━━━━━ Kutipan

May 17, 2025
a

OIKETAI – Senyampang matahari bangkit  sepinggang di pinggir pantai. Inilah Negeri Pagi (die Morgen Lande). Kaum Puan bergegas berhimpun pada satu titik di tebing mangrove berkilau pendaran surya pagi merekah. Berbusana bak nuju tapak majelis taklim. Cantik dan molek semua. Mereka berhimpun dalam sebuah hajat mini. Hajat menggoda dan menjelitakan kampung nan molek tersadai di tepi selat Melaka.

Kulum kalender 4 Agustus 2023, memecah pagi. Ya, upaya menghadir dan mempertingkat rona dan eskalasi souvenir khas kampung tak semata berstatus “cendera mata”, tapi harus naik klas ke arasy “cendera kenangan” dan bahkan “cendera hati”. Dari Pangkalan Jambi cendera segala cendera itu bersiul dan bernyanyi.

Sudah dirintis oleh kelompok Usaha desa oleh lentik jemarik kaum puan (ibu-ibu) yang lucu dan ceria. Bentuknya? Makanan olahan tanpa pengawet. Produknya? Ya, kue daki (amplang) dari buah berembang/ kedabu (S. Caseolaris), biskuit lomek (bislom), sirup dari ekstrak buah kedabu dan atau pedada (Sonneratia caseolaris), sabun dari ekstraks berembang.

Tugas besar lainnya? Memperbanyak  turunan atau derivasi jenis makanan olahan yang bisa dijadikan cendera kenangan dan “cendera perut” bagi pengunjung dan para pelintas jalan raya yang menyusuri sepanjang selat Melaka. Jalur ini ini mempertaut dan mempersambung kota-kota di pesisir timur Riau. Selain itu, tentulah tapak gerai yang memadai, modern dan bisa menampung para konsumen dengan area parkir dan fasilitas umum yang trendi dan modern. Lahan? Ya, sekita 05-1.0 Ha yang diperlukan. Menghadirkan bangunan inilah yang menjadi mimpi sekaligus masalah.

Jika hanya bersandar pada dana desa curahan dari Kabupaten, tentu amat terbatas. Sebab skema peruntukan dana desa tak bersifat tunggal. Harus merengkuh sebanyak mungkin keperluan masyarakat secara luas.

Mungkin skema kerjasama filantropis dengan pihak ketiga; perusahaan minyak atau model kerjasama vertikal untuk “mencuri”  APBN pusat sambil menjaja isu garis pantai terluar sebuah negara (kelembagaan BRGM dan Badan yang mengurus kawasan perbatasan dan pulau terluar).

Produk makanan olahan, saat ini masih bertumpu pada bahan baku utama tetumbuhan berembang, pedada saja. Pengembangan secara horisontal, berupa produk  sabun ber aroma ekstrak berembang. Kembangan lanjut? Ya, berupa teh daun berembang melalui proses pengeringan modern (refreezer) agar kualitas dan daya tahan lebih lama, tanpa pengawet.

━━━━━━━━━━

Yang Ditanyakan:
Kutip bagian teks tentang olahan mangrove dari Pangkalan Jambi, mulai dari "Jika hanya bersandar" sampai dengan "masyarakat secara luas.", termasuk kedua bagian tersebut. Data yang disertakan tidak diperlukan untuk mengerjakan tugas ini.

━━━━━ Data Tersedia

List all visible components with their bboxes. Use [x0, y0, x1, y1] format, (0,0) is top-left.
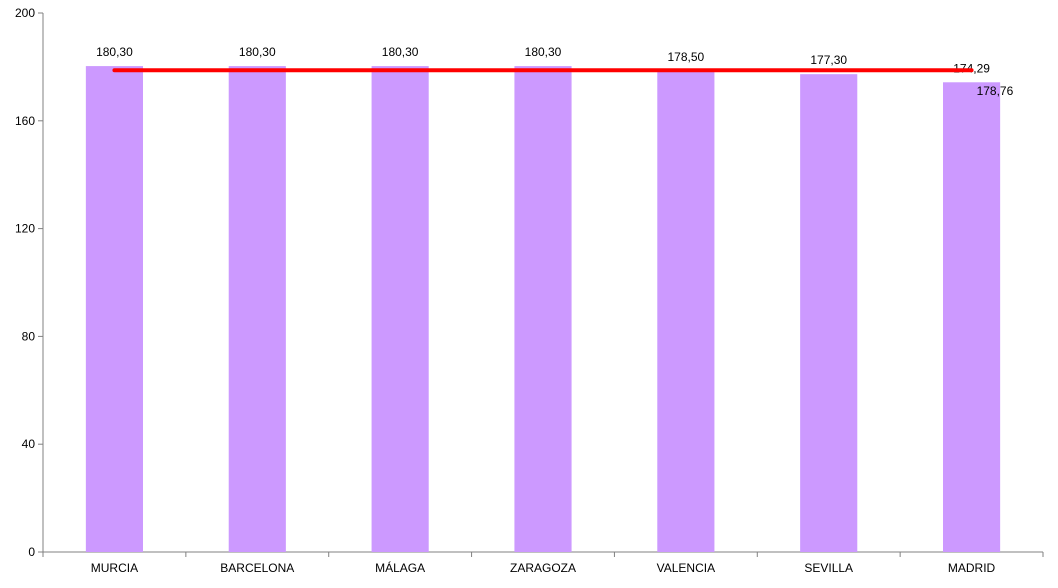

━━━━━━━━━━

Jawaban:
Jika hanya bersandar pada dana desa curahan dari Kabupaten, tentu amat terbatas. Sebab skema peruntukan dana desa tak bersifat tunggal. Harus merengkuh sebanyak mungkin keperluan masyarakat secara luas.